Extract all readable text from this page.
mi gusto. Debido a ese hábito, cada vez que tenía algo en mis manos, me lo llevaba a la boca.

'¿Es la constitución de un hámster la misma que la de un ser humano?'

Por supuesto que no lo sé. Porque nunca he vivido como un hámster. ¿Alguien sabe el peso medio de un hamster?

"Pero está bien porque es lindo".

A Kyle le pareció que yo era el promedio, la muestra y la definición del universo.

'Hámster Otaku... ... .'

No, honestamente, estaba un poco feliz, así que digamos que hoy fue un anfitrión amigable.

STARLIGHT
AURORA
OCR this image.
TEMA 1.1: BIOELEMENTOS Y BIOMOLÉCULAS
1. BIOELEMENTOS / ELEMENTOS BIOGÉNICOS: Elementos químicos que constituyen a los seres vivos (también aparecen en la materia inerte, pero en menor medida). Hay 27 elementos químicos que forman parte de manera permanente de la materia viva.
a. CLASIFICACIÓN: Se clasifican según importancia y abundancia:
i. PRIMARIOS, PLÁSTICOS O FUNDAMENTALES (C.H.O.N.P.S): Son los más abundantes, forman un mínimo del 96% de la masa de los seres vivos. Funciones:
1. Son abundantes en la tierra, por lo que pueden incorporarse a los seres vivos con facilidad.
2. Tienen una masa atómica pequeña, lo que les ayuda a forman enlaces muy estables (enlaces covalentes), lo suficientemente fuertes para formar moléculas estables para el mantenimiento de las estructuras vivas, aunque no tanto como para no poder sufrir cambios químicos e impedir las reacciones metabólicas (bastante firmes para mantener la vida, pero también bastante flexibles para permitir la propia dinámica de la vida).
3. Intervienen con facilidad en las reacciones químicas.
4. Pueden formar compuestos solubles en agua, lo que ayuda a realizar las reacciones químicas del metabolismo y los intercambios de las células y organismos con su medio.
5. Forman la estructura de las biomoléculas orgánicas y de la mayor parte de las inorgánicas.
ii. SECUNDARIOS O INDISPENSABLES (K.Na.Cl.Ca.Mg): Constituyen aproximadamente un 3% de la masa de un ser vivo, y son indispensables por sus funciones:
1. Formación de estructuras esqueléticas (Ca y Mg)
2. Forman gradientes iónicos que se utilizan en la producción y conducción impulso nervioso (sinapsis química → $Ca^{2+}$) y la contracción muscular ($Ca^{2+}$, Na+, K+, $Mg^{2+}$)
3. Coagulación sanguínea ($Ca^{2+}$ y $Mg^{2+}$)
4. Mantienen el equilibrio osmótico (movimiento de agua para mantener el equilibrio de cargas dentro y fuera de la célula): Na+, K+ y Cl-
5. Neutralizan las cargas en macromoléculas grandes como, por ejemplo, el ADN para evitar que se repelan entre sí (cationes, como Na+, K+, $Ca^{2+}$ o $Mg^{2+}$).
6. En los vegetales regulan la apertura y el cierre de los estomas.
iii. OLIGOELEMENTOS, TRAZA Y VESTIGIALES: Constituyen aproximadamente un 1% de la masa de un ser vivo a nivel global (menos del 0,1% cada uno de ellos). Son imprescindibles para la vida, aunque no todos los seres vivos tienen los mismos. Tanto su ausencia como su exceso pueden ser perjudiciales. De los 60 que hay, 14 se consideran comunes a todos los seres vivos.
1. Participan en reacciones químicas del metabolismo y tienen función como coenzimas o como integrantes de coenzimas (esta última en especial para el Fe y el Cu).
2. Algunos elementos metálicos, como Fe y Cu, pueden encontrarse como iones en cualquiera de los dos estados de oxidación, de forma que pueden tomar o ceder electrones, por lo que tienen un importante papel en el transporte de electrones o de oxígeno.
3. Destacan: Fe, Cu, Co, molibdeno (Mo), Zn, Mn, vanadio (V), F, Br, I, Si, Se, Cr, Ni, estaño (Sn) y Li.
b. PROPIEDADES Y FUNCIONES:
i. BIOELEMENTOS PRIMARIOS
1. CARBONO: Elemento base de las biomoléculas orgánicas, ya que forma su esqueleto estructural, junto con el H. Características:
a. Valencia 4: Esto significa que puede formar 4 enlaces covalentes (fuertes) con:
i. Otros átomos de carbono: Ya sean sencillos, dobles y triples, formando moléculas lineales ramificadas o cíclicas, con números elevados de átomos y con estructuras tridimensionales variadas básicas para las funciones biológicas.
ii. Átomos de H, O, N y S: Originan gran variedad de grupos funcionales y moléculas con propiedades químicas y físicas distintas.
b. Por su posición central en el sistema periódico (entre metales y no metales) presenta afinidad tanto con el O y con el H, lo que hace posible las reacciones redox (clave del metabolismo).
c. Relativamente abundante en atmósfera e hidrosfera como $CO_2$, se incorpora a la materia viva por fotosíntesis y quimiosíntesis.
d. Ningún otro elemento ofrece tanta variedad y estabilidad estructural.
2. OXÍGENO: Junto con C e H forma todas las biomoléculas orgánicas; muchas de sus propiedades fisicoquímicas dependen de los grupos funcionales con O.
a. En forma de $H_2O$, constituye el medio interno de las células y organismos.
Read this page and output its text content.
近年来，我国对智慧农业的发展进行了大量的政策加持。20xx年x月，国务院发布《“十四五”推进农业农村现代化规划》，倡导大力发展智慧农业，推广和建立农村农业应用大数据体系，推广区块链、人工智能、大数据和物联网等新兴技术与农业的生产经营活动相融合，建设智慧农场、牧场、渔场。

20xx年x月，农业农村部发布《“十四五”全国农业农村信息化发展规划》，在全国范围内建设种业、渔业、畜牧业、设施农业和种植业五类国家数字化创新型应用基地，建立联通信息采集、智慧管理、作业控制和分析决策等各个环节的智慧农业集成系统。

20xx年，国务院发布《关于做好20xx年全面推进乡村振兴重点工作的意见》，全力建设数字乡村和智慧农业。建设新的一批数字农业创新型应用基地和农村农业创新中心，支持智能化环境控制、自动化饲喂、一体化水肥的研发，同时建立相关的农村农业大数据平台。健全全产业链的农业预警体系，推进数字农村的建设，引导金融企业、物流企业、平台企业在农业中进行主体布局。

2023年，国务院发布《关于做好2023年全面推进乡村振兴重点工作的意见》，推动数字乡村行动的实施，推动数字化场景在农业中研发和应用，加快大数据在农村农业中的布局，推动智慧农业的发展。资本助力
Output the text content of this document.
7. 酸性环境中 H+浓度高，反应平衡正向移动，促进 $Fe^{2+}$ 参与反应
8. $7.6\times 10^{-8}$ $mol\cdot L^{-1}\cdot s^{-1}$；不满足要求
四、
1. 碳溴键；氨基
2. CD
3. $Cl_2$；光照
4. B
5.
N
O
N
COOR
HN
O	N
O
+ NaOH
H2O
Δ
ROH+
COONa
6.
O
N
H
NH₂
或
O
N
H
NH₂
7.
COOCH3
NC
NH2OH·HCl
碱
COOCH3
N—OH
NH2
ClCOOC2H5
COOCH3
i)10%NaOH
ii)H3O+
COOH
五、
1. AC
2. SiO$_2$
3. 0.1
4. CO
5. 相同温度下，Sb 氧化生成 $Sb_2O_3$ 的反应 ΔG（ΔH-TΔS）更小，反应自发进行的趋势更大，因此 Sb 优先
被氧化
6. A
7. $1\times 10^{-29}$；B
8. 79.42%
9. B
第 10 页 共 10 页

* * * * * * *

- [EXERCISE DIRECTIONS] Reproduce the material verbatim, line by line.

- [CORRECT ANSWER]
Extract all readable text from this page.
mi gusto. Debido a ese hábito, cada vez que tenía algo en mis manos, me lo llevaba a la boca.

'¿Es la constitución de un hámster la misma que la de un ser humano?'

Por supuesto que no lo sé. Porque nunca he vivido como un hámster. ¿Alguien sabe el peso medio de un hamster?

"Pero está bien porque es lindo".

A Kyle le pareció que yo era el promedio, la muestra y la definición del universo.

'Hámster Otaku... ... .'

No, honestamente, estaba un poco feliz, así que digamos que hoy fue un anfitrión amigable.

STARLIGHT
AURORA
OCR this image.
TEMA 1.1: BIOELEMENTOS Y BIOMOLÉCULAS
1. BIOELEMENTOS / ELEMENTOS BIOGÉNICOS: Elementos químicos que constituyen a los seres vivos (también aparecen en la materia inerte, pero en menor medida). Hay 27 elementos químicos que forman parte de manera permanente de la materia viva.
a. CLASIFICACIÓN: Se clasifican según importancia y abundancia:
i. PRIMARIOS, PLÁSTICOS O FUNDAMENTALES (C.H.O.N.P.S): Son los más abundantes, forman un mínimo del 96% de la masa de los seres vivos. Funciones:
1. Son abundantes en la tierra, por lo que pueden incorporarse a los seres vivos con facilidad.
2. Tienen una masa atómica pequeña, lo que les ayuda a forman enlaces muy estables (enlaces covalentes), lo suficientemente fuertes para formar moléculas estables para el mantenimiento de las estructuras vivas, aunque no tanto como para no poder sufrir cambios químicos e impedir las reacciones metabólicas (bastante firmes para mantener la vida, pero también bastante flexibles para permitir la propia dinámica de la vida).
3. Intervienen con facilidad en las reacciones químicas.
4. Pueden formar compuestos solubles en agua, lo que ayuda a realizar las reacciones químicas del metabolismo y los intercambios de las células y organismos con su medio.
5. Forman la estructura de las biomoléculas orgánicas y de la mayor parte de las inorgánicas.
ii. SECUNDARIOS O INDISPENSABLES (K.Na.Cl.Ca.Mg): Constituyen aproximadamente un 3% de la masa de un ser vivo, y son indispensables por sus funciones:
1. Formación de estructuras esqueléticas (Ca y Mg)
2. Forman gradientes iónicos que se utilizan en la producción y conducción impulso nervioso (sinapsis química → $Ca^{2+}$) y la contracción muscular ($Ca^{2+}$, Na+, K+, $Mg^{2+}$)
3. Coagulación sanguínea ($Ca^{2+}$ y $Mg^{2+}$)
4. Mantienen el equilibrio osmótico (movimiento de agua para mantener el equilibrio de cargas dentro y fuera de la célula): Na+, K+ y Cl-
5. Neutralizan las cargas en macromoléculas grandes como, por ejemplo, el ADN para evitar que se repelan entre sí (cationes, como Na+, K+, $Ca^{2+}$ o $Mg^{2+}$).
6. En los vegetales regulan la apertura y el cierre de los estomas.
iii. OLIGOELEMENTOS, TRAZA Y VESTIGIALES: Constituyen aproximadamente un 1% de la masa de un ser vivo a nivel global (menos del 0,1% cada uno de ellos). Son imprescindibles para la vida, aunque no todos los seres vivos tienen los mismos. Tanto su ausencia como su exceso pueden ser perjudiciales. De los 60 que hay, 14 se consideran comunes a todos los seres vivos.
1. Participan en reacciones químicas del metabolismo y tienen función como coenzimas o como integrantes de coenzimas (esta última en especial para el Fe y el Cu).
2. Algunos elementos metálicos, como Fe y Cu, pueden encontrarse como iones en cualquiera de los dos estados de oxidación, de forma que pueden tomar o ceder electrones, por lo que tienen un importante papel en el transporte de electrones o de oxígeno.
3. Destacan: Fe, Cu, Co, molibdeno (Mo), Zn, Mn, vanadio (V), F, Br, I, Si, Se, Cr, Ni, estaño (Sn) y Li.
b. PROPIEDADES Y FUNCIONES:
i. BIOELEMENTOS PRIMARIOS
1. CARBONO: Elemento base de las biomoléculas orgánicas, ya que forma su esqueleto estructural, junto con el H. Características:
a. Valencia 4: Esto significa que puede formar 4 enlaces covalentes (fuertes) con:
i. Otros átomos de carbono: Ya sean sencillos, dobles y triples, formando moléculas lineales ramificadas o cíclicas, con números elevados de átomos y con estructuras tridimensionales variadas básicas para las funciones biológicas.
ii. Átomos de H, O, N y S: Originan gran variedad de grupos funcionales y moléculas con propiedades químicas y físicas distintas.
b. Por su posición central en el sistema periódico (entre metales y no metales) presenta afinidad tanto con el O y con el H, lo que hace posible las reacciones redox (clave del metabolismo).
c. Relativamente abundante en atmósfera e hidrosfera como $CO_2$, se incorpora a la materia viva por fotosíntesis y quimiosíntesis.
d. Ningún otro elemento ofrece tanta variedad y estabilidad estructural.
2. OXÍGENO: Junto con C e H forma todas las biomoléculas orgánicas; muchas de sus propiedades fisicoquímicas dependen de los grupos funcionales con O.
a. En forma de $H_2O$, constituye el medio interno de las células y organismos.
Read this page and output its text content.
近年来，我国对智慧农业的发展进行了大量的政策加持。20xx年x月，国务院发布《“十四五”推进农业农村现代化规划》，倡导大力发展智慧农业，推广和建立农村农业应用大数据体系，推广区块链、人工智能、大数据和物联网等新兴技术与农业的生产经营活动相融合，建设智慧农场、牧场、渔场。

20xx年x月，农业农村部发布《“十四五”全国农业农村信息化发展规划》，在全国范围内建设种业、渔业、畜牧业、设施农业和种植业五类国家数字化创新型应用基地，建立联通信息采集、智慧管理、作业控制和分析决策等各个环节的智慧农业集成系统。

20xx年，国务院发布《关于做好20xx年全面推进乡村振兴重点工作的意见》，全力建设数字乡村和智慧农业。建设新的一批数字农业创新型应用基地和农村农业创新中心，支持智能化环境控制、自动化饲喂、一体化水肥的研发，同时建立相关的农村农业大数据平台。健全全产业链的农业预警体系，推进数字农村的建设，引导金融企业、物流企业、平台企业在农业中进行主体布局。

2023年，国务院发布《关于做好2023年全面推进乡村振兴重点工作的意见》，推动数字乡村行动的实施，推动数字化场景在农业中研发和应用，加快大数据在农村农业中的布局，推动智慧农业的发展。资本助力
Output the text content of this document.
7. 酸性环境中 H+浓度高，反应平衡正向移动，促进 $Fe^{2+}$ 参与反应
8. $7.6\times 10^{-8}$ $mol\cdot L^{-1}\cdot s^{-1}$；不满足要求
四、
1. 碳溴键；氨基
2. CD
3. $Cl_2$；光照
4. B
5.
N
O
N
COOR
HN
O	N
O
+ NaOH
H2O
Δ
ROH+
COONa
6.
O
N
H
NH₂
或
O
N
H
NH₂
7.
COOCH3
NC
NH2OH·HCl
碱
COOCH3
N—OH
NH2
ClCOOC2H5
COOCH3
i)10%NaOH
ii)H3O+
COOH
五、
1. AC
2. SiO$_2$
3. 0.1
4. CO
5. 相同温度下，Sb 氧化生成 $Sb_2O_3$ 的反应 ΔG（ΔH-TΔS）更小，反应自发进行的趋势更大，因此 Sb 优先
被氧化
6. A
7. $1\times 10^{-29}$；B
8. 79.42%
9. B
第 10 页 共 10 页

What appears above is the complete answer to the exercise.